[Goal]: Your answer should be a single number: the count of lines containing the string "RESPONSABLE".

(Recorded data)
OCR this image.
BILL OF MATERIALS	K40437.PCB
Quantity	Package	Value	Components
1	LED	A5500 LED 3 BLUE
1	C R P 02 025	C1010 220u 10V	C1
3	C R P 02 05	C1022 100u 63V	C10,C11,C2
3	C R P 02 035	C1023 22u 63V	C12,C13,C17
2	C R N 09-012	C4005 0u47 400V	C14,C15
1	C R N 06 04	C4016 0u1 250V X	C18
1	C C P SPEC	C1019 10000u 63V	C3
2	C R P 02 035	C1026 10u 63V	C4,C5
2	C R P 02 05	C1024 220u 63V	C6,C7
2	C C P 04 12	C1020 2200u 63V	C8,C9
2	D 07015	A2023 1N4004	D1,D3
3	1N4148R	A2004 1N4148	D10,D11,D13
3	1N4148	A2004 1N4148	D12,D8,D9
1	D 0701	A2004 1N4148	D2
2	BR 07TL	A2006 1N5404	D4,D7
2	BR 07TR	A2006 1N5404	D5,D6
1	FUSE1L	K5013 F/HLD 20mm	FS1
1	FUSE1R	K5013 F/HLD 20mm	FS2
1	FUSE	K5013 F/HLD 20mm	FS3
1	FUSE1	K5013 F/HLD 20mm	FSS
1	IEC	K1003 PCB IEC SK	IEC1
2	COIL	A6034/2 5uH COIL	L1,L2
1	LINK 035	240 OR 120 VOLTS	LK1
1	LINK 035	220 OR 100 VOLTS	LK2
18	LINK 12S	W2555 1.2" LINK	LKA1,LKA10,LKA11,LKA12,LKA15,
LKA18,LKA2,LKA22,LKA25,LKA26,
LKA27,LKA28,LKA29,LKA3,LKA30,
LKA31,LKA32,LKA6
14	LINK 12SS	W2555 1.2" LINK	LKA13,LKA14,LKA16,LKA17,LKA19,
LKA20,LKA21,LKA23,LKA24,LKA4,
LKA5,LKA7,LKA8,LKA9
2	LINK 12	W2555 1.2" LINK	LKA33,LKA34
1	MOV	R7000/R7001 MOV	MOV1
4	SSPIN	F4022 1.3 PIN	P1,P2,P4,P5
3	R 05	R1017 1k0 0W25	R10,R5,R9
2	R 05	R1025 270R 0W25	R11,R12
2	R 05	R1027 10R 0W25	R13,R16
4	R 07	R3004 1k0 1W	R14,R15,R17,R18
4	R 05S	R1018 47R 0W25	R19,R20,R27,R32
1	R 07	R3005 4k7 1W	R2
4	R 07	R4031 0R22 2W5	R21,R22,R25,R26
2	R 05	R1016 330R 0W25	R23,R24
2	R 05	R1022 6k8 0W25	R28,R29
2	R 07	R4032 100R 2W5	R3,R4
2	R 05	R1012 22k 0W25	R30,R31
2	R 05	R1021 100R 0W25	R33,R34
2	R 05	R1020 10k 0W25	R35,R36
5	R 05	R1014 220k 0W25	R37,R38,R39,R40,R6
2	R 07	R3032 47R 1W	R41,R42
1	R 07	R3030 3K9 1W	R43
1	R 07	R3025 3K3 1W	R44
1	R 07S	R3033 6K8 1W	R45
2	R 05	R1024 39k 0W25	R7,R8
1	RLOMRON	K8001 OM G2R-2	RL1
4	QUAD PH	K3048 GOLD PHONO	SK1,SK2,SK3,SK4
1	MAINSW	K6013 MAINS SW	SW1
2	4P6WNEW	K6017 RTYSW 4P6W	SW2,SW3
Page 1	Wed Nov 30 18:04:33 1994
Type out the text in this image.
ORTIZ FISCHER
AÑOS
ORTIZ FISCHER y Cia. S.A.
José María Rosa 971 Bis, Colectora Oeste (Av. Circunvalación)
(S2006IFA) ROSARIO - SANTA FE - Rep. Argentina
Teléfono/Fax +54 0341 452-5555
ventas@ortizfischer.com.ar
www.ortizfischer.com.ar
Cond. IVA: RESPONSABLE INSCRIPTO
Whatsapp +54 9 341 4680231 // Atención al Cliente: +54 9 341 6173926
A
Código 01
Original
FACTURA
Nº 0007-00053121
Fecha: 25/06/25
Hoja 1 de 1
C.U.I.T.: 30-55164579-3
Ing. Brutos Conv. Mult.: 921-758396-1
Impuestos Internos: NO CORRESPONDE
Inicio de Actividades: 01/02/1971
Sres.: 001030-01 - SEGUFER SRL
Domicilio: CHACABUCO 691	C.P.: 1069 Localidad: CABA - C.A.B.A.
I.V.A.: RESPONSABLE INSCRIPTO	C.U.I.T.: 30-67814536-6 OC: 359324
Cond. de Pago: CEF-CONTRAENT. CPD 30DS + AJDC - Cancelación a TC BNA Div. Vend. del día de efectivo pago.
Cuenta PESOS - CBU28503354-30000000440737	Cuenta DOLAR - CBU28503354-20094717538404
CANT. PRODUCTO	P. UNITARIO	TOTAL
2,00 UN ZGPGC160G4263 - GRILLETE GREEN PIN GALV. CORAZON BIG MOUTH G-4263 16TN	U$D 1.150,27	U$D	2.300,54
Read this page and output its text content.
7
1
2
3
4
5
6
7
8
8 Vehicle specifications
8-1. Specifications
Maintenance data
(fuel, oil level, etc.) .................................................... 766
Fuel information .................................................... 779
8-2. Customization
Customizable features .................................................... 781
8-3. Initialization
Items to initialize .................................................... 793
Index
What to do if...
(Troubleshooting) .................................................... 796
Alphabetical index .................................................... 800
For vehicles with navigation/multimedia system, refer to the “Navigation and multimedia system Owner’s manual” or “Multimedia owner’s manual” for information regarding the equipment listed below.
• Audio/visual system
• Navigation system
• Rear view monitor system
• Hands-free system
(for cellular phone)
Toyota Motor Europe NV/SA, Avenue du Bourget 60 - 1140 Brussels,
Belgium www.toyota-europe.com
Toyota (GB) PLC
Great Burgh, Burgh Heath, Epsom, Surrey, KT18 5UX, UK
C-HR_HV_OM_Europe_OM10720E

[Answer for this exercise]: 2